§ **Work to do**: Reproduce the lines of the data below verbatim, starting from the very first line and continuing through the line containing "data-label: 100% (524, 989, 589, 1014)", including both of those lines.

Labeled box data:
· · · · · · ·

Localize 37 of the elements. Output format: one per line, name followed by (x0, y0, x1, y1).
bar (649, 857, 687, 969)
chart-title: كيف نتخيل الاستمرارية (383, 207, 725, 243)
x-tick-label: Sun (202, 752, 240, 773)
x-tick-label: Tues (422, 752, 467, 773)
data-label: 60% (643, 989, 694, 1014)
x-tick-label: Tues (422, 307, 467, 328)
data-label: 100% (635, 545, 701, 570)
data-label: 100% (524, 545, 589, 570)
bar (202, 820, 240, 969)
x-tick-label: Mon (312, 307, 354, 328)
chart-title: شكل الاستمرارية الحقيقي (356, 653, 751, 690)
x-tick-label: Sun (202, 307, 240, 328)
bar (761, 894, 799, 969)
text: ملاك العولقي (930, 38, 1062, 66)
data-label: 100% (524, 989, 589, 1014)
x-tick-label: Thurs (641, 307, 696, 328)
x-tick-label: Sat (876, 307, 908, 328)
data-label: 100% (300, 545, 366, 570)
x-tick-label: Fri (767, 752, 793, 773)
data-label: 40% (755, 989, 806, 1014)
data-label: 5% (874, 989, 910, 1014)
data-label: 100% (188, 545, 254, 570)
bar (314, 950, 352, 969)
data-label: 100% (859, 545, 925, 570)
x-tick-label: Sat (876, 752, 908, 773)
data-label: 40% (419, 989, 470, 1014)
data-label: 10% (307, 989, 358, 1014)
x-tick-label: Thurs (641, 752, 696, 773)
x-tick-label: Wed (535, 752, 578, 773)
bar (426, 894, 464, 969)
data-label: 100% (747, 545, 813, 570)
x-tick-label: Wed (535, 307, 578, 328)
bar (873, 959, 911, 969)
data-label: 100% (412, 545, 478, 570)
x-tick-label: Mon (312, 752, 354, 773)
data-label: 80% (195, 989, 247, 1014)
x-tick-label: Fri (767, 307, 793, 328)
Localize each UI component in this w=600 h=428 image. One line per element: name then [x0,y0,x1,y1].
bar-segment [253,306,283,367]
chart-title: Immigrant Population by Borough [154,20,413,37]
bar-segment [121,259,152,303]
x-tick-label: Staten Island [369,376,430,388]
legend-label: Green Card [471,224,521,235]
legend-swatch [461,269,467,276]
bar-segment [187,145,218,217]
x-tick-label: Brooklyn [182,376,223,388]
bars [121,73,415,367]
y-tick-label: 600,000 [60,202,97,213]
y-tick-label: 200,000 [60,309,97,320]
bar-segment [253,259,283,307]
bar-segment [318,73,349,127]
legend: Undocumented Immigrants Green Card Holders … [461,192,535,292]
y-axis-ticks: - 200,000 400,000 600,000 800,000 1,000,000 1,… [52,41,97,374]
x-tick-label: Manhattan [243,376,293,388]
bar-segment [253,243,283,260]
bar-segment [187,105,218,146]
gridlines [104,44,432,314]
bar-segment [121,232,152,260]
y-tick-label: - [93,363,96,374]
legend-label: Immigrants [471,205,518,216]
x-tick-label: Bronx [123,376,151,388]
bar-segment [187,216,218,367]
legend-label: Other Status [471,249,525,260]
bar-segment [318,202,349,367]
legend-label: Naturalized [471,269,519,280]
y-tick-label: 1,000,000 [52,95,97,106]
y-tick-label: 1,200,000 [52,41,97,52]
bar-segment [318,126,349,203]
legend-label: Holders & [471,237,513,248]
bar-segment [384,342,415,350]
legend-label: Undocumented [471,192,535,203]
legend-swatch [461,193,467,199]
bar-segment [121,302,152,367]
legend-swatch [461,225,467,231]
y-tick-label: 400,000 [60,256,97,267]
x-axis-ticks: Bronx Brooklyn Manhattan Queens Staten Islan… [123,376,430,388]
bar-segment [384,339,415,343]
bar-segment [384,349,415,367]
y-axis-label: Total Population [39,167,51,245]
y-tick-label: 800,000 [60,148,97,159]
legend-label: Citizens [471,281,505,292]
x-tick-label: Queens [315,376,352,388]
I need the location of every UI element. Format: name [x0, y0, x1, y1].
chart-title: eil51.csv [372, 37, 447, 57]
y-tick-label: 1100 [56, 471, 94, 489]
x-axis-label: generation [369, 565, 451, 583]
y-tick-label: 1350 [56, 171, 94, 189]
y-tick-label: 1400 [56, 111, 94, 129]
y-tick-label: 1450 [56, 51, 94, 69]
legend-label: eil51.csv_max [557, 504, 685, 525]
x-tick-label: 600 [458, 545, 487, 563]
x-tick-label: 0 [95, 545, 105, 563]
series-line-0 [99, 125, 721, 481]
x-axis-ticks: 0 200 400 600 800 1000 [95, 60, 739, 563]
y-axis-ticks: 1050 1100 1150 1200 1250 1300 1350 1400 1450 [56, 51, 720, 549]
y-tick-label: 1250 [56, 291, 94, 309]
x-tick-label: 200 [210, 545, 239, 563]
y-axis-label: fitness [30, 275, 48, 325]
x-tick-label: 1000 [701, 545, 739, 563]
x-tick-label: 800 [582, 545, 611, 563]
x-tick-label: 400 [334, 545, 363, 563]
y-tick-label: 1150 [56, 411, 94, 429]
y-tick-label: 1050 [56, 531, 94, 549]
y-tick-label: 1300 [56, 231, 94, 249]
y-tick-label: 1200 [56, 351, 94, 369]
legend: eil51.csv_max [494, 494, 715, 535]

· · · · · · ·

§ **Result of the exercise**:
Localize 37 of the elements. Output format: one per line, name followed by (x0, y0, x1, y1).
bar (649, 857, 687, 969)
chart-title: كيف نتخيل الاستمرارية (383, 207, 725, 243)
x-tick-label: Sun (202, 752, 240, 773)
x-tick-label: Tues (422, 752, 467, 773)
data-label: 60% (643, 989, 694, 1014)
x-tick-label: Tues (422, 307, 467, 328)
data-label: 100% (635, 545, 701, 570)
data-label: 100% (524, 545, 589, 570)
bar (202, 820, 240, 969)
x-tick-label: Mon (312, 307, 354, 328)
chart-title: شكل الاستمرارية الحقيقي (356, 653, 751, 690)
x-tick-label: Sun (202, 307, 240, 328)
bar (761, 894, 799, 969)
text: ملاك العولقي (930, 38, 1062, 66)
data-label: 100% (524, 989, 589, 1014)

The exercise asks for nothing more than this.